_AIM OF THE EXERCISE_
Lines containing the word "koefisien" are the ones to copy from the records below.

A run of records

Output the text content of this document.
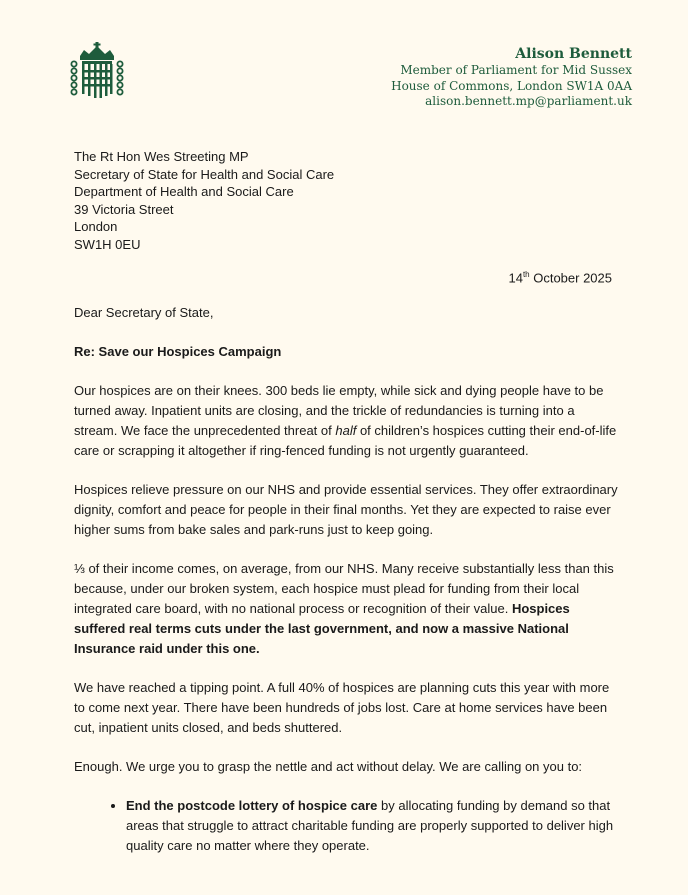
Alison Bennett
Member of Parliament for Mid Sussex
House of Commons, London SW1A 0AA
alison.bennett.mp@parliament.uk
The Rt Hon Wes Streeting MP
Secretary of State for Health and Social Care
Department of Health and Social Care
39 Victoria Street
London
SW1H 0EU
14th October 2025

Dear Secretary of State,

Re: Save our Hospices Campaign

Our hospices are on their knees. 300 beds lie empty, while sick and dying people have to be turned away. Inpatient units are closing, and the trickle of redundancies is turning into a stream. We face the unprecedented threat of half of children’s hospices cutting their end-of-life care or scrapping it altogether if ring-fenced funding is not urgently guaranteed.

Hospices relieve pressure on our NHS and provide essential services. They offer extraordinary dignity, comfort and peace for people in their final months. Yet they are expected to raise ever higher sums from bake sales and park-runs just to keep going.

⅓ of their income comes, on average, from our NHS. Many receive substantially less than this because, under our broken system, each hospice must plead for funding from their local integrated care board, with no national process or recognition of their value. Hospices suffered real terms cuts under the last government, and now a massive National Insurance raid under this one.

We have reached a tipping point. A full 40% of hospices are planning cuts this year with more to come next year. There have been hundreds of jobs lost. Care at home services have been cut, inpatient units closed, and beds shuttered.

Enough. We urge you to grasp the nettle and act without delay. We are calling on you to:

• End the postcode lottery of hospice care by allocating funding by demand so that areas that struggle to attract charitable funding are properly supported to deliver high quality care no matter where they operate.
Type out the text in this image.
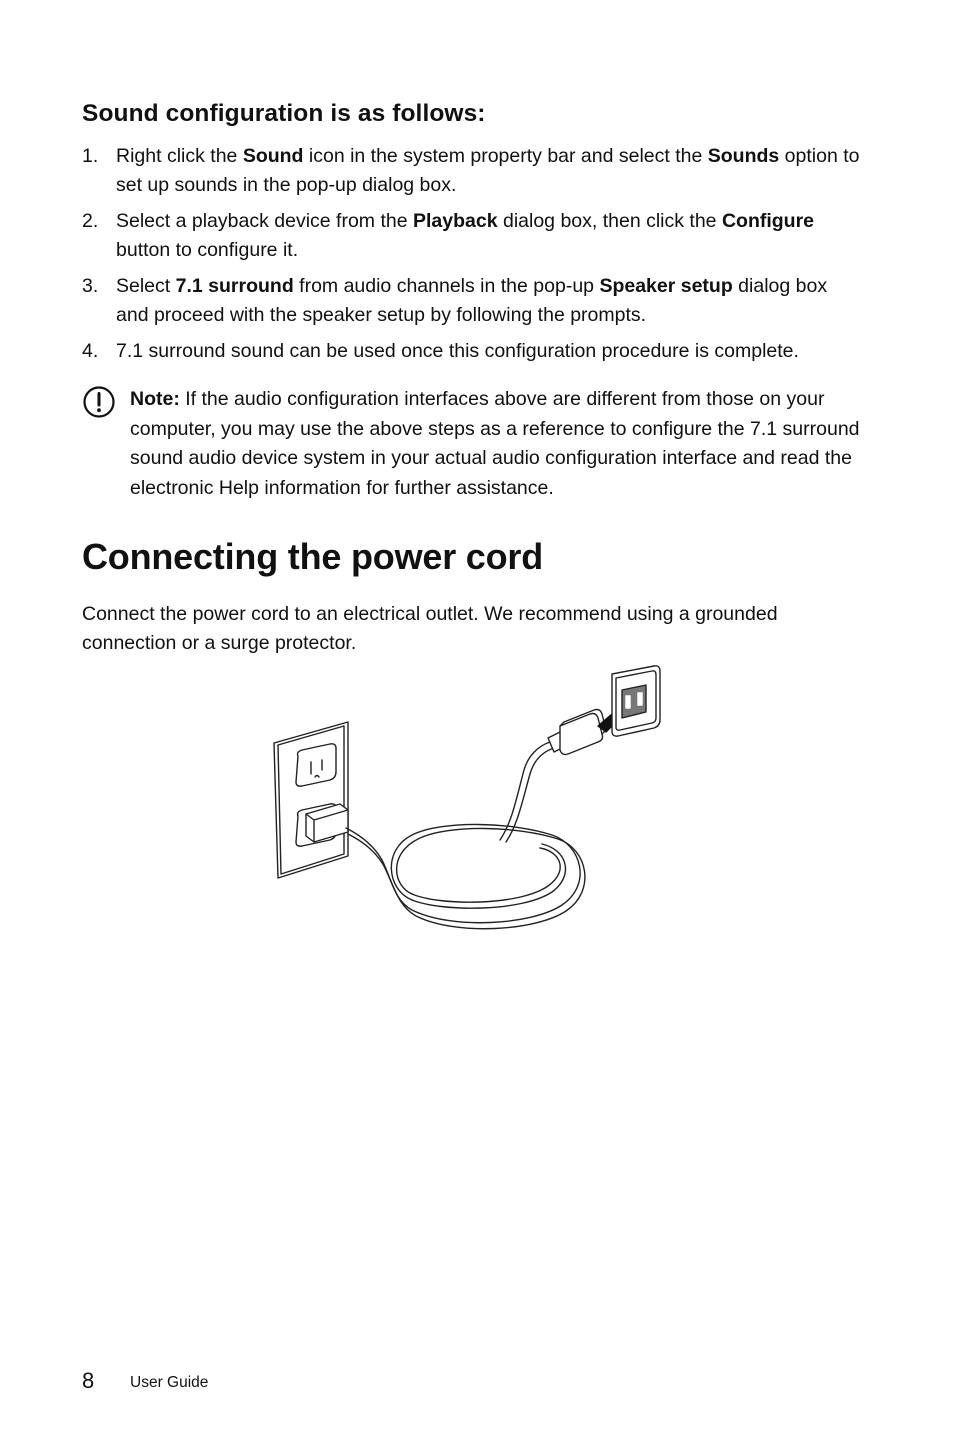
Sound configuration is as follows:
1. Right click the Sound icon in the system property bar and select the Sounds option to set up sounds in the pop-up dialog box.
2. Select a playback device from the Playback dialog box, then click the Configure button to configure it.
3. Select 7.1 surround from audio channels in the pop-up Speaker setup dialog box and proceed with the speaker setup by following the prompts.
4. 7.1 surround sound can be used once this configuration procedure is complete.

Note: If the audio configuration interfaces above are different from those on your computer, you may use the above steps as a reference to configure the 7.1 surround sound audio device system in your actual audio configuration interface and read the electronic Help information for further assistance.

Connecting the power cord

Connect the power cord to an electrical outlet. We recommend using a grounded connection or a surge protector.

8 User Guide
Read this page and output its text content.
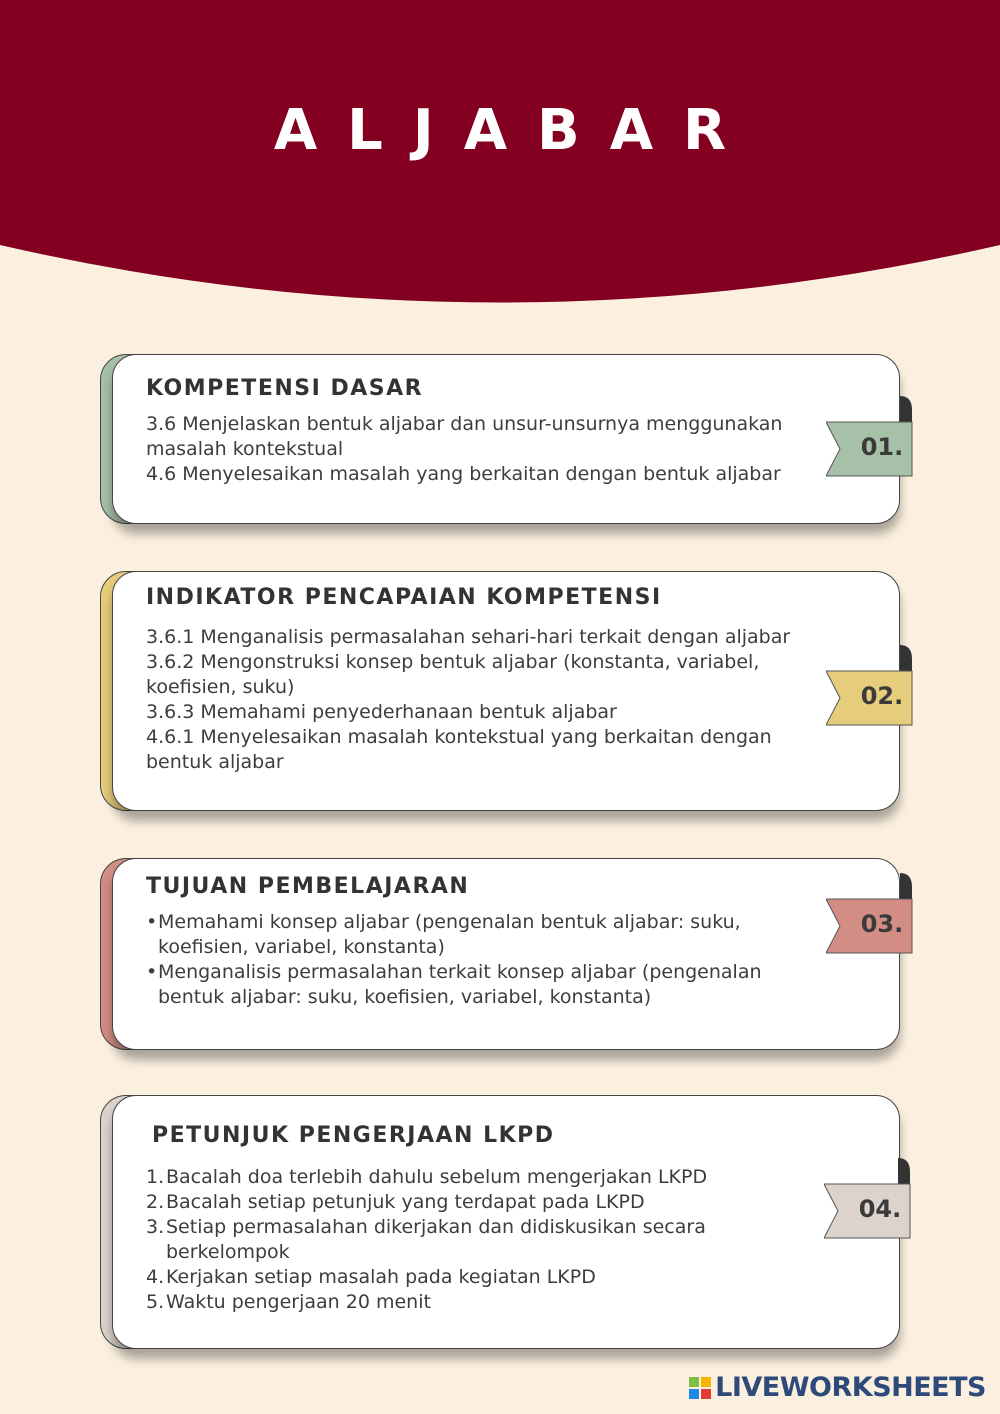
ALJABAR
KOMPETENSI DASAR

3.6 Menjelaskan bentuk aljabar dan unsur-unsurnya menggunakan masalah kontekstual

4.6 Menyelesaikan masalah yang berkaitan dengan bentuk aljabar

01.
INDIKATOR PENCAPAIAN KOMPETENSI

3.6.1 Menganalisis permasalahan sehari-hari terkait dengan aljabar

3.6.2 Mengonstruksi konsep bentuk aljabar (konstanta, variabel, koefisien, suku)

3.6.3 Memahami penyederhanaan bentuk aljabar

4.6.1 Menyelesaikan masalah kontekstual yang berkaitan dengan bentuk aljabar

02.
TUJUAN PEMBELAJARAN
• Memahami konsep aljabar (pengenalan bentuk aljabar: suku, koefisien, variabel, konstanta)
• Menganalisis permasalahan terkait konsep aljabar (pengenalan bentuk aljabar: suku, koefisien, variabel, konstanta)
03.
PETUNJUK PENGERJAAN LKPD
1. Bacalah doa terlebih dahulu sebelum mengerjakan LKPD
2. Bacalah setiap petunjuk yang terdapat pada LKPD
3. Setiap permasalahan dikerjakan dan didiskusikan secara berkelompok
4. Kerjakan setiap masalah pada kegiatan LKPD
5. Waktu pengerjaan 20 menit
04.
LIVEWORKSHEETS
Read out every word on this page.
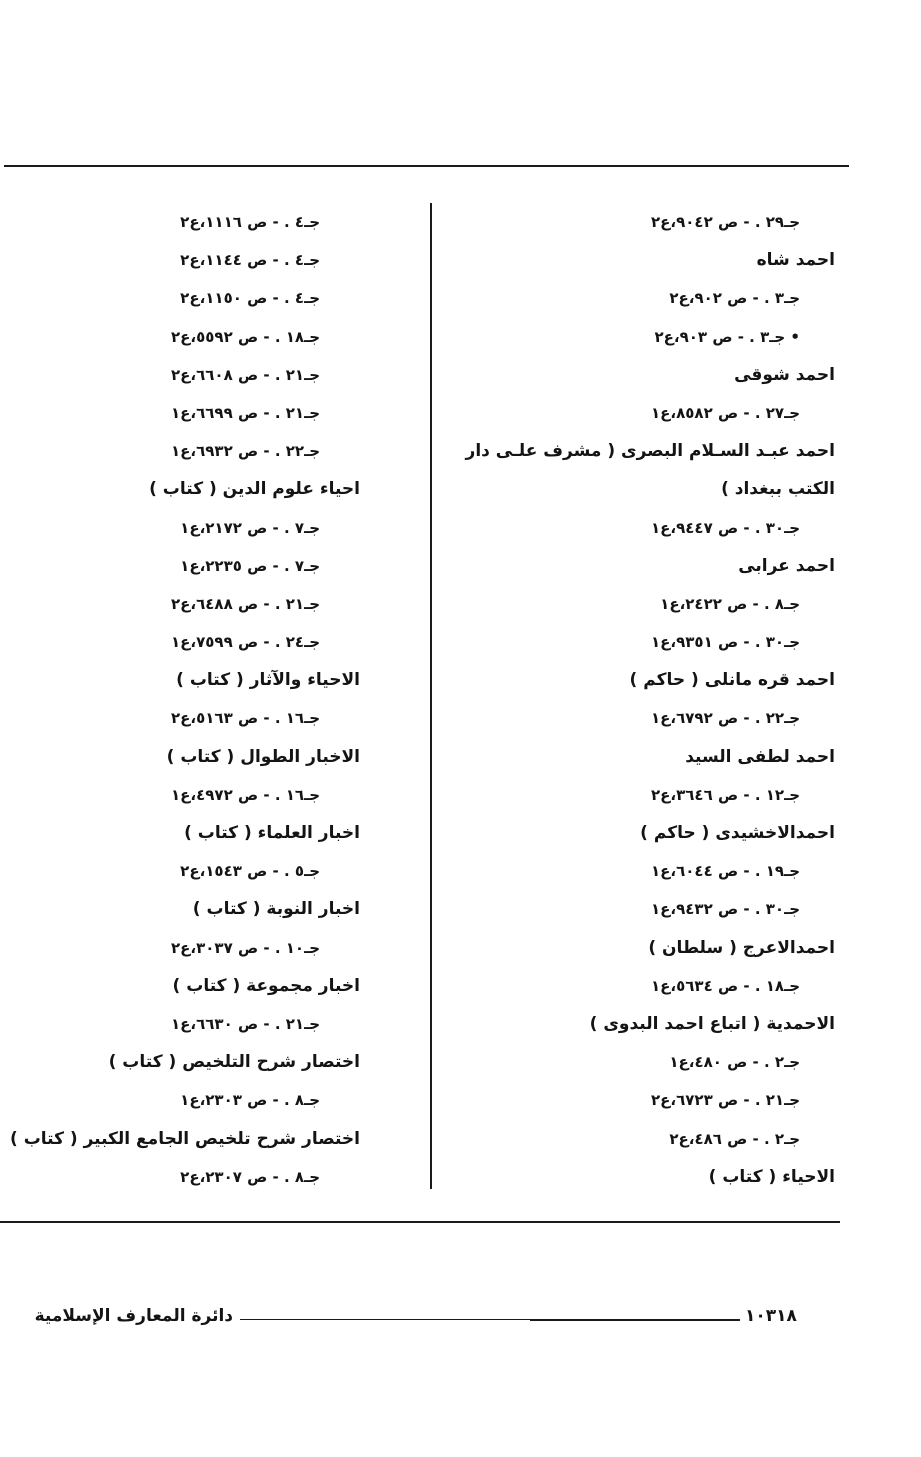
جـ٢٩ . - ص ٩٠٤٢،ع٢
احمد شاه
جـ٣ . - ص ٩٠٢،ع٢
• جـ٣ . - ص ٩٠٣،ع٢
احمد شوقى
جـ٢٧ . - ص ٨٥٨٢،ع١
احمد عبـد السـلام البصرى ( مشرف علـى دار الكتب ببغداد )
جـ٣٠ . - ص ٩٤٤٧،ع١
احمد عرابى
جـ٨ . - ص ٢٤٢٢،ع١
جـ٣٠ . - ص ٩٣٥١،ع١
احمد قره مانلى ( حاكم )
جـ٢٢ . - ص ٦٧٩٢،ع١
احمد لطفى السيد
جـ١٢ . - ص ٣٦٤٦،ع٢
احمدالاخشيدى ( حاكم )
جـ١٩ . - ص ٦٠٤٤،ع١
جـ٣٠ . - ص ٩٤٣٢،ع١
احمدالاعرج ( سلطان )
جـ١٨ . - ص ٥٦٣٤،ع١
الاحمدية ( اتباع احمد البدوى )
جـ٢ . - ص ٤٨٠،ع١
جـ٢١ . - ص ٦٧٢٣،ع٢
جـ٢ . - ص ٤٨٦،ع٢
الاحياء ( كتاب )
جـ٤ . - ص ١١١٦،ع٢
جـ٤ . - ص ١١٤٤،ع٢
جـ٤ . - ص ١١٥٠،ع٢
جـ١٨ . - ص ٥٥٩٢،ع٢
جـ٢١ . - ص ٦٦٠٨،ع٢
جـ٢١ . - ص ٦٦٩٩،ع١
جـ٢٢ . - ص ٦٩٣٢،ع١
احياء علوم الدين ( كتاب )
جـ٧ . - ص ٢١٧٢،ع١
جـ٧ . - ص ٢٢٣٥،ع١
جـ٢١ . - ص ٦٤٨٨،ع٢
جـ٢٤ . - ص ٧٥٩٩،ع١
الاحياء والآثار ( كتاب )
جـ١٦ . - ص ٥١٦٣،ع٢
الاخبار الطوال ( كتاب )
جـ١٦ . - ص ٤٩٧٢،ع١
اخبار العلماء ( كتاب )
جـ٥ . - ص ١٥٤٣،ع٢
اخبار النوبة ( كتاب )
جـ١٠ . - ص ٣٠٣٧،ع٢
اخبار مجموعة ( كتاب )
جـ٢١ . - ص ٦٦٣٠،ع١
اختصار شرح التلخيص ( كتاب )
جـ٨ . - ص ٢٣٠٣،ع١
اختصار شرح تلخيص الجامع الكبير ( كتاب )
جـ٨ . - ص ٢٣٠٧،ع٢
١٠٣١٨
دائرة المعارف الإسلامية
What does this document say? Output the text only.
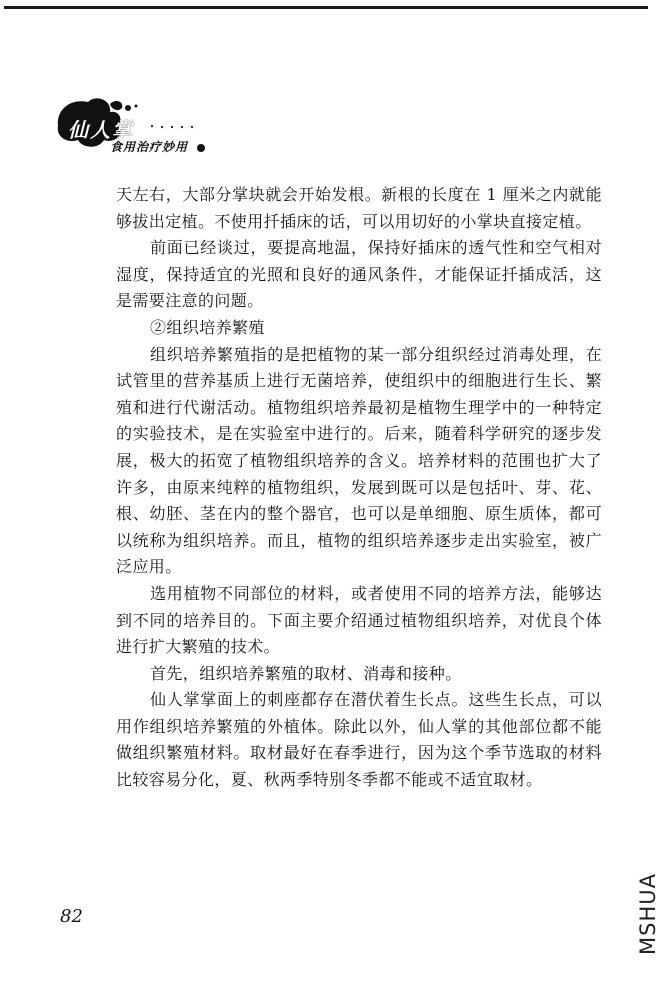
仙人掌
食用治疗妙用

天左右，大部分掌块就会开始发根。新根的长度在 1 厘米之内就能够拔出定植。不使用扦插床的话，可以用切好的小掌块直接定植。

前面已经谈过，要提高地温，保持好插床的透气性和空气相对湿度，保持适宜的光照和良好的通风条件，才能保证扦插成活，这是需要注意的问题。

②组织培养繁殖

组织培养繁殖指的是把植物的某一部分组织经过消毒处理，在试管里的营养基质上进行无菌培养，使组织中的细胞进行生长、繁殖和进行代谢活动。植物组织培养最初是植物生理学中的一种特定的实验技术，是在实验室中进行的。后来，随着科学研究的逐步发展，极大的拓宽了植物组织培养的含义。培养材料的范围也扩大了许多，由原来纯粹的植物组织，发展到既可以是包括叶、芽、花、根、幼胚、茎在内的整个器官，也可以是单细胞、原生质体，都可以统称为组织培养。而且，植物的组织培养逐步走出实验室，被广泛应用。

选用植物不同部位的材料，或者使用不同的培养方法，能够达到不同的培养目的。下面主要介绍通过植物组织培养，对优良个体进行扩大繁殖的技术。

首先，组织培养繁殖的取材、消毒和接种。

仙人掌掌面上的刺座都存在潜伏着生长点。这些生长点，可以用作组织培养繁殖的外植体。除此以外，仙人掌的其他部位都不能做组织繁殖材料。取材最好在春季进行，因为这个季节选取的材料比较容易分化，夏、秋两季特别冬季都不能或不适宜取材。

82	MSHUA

_TASK RESPONSE_
3.6.2 Mengonstruksi konsep bentuk aljabar (konstanta, variabel, koefisien, suku)
• Memahami konsep aljabar (pengenalan bentuk aljabar: suku, koefisien, variabel, konstanta)
• Menganalisis permasalahan terkait konsep aljabar (pengenalan bentuk aljabar: suku, koefisien, variabel, konstanta)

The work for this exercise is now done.